Task material start
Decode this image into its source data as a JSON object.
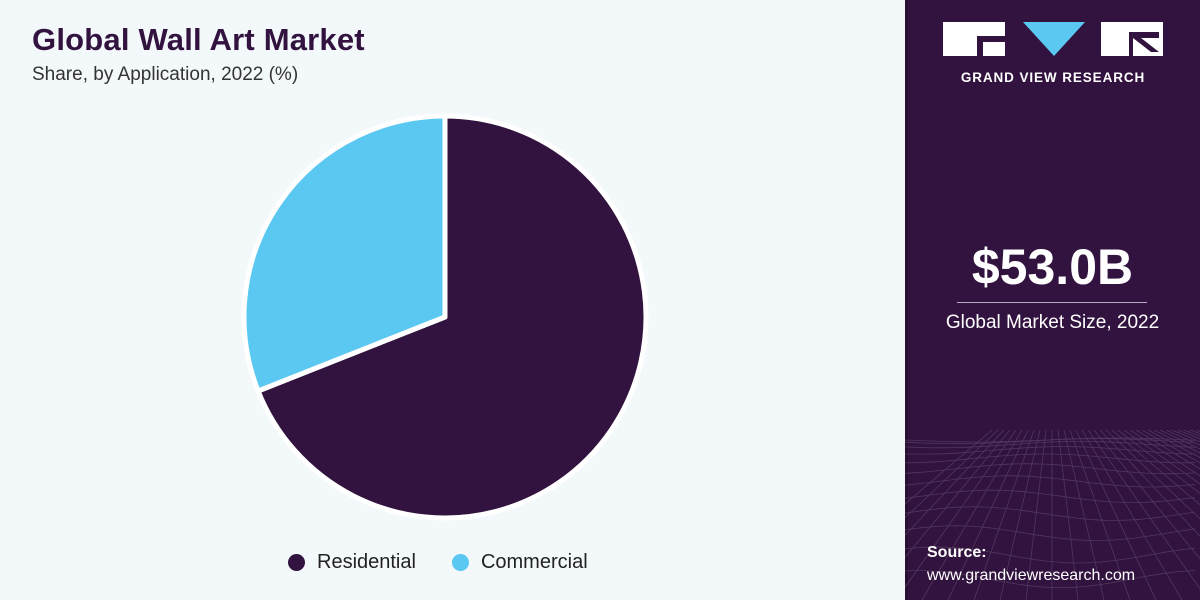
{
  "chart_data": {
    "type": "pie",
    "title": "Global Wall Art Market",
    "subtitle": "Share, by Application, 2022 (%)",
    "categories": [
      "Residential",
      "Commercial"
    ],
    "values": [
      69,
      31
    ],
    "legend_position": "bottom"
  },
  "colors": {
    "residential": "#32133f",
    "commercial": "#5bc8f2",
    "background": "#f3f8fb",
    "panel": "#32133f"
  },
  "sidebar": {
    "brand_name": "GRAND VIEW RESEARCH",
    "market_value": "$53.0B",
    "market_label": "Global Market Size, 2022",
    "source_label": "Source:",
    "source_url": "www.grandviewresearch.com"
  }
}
Task material end
Task material start
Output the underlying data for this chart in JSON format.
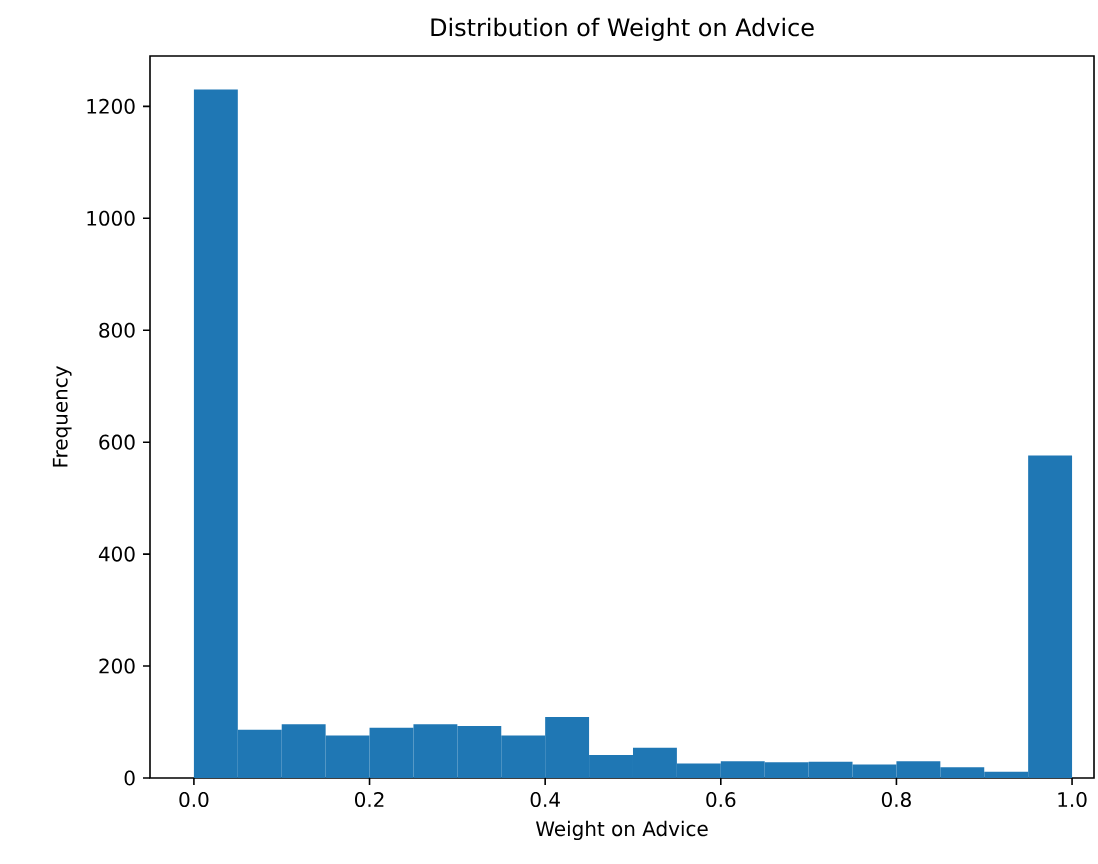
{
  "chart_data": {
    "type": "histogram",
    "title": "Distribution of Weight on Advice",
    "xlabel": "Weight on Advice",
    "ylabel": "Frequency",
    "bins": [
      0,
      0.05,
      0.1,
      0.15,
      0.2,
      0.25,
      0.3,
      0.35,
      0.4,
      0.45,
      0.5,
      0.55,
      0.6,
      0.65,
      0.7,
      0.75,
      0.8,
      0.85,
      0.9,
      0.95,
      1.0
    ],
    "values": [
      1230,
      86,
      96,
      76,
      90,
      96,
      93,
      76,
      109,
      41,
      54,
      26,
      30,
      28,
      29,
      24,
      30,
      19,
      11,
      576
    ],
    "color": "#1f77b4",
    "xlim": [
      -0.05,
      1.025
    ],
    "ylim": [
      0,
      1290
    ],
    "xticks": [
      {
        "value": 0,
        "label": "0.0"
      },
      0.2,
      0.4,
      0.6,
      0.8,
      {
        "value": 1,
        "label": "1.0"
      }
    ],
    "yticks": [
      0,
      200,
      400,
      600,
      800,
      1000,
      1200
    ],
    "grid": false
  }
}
Task material end
Task material start
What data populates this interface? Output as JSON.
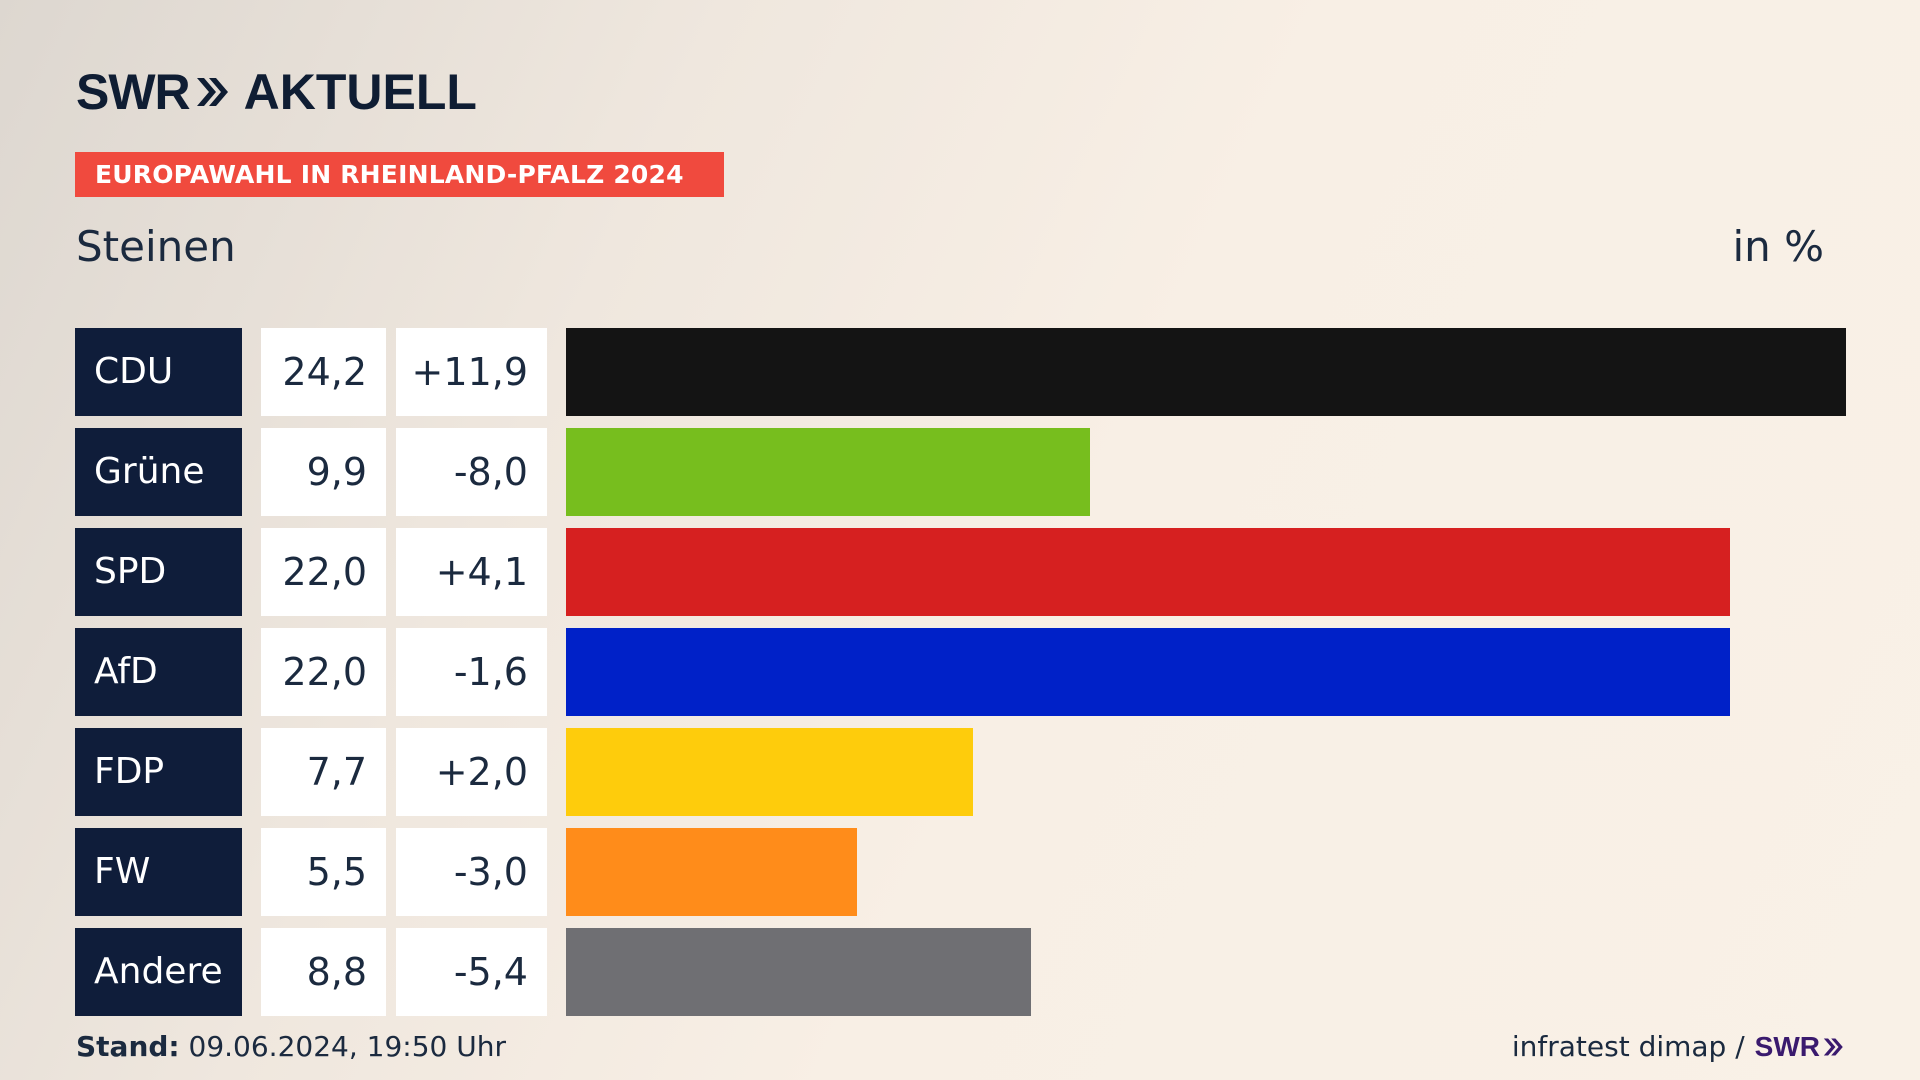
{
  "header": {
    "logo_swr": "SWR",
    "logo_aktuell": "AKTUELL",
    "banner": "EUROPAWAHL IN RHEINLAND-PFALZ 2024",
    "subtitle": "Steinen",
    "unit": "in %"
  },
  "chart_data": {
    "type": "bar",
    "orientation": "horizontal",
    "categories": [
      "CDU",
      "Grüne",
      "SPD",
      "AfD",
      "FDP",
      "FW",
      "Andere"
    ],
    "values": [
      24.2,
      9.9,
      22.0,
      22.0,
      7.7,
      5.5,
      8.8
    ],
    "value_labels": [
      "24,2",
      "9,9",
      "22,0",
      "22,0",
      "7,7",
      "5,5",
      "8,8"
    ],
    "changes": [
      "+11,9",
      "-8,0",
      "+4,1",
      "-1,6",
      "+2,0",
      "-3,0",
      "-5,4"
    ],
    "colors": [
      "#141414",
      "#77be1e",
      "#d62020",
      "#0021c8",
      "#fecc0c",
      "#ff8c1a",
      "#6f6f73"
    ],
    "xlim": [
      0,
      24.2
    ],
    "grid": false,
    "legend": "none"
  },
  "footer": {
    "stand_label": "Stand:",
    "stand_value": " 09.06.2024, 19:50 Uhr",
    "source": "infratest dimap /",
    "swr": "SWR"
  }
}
Task material end
Using the data above, copy each line that contains "Advice".

    "title": "Distribution of Weight on Advice",
    "xlabel": "Weight on Advice",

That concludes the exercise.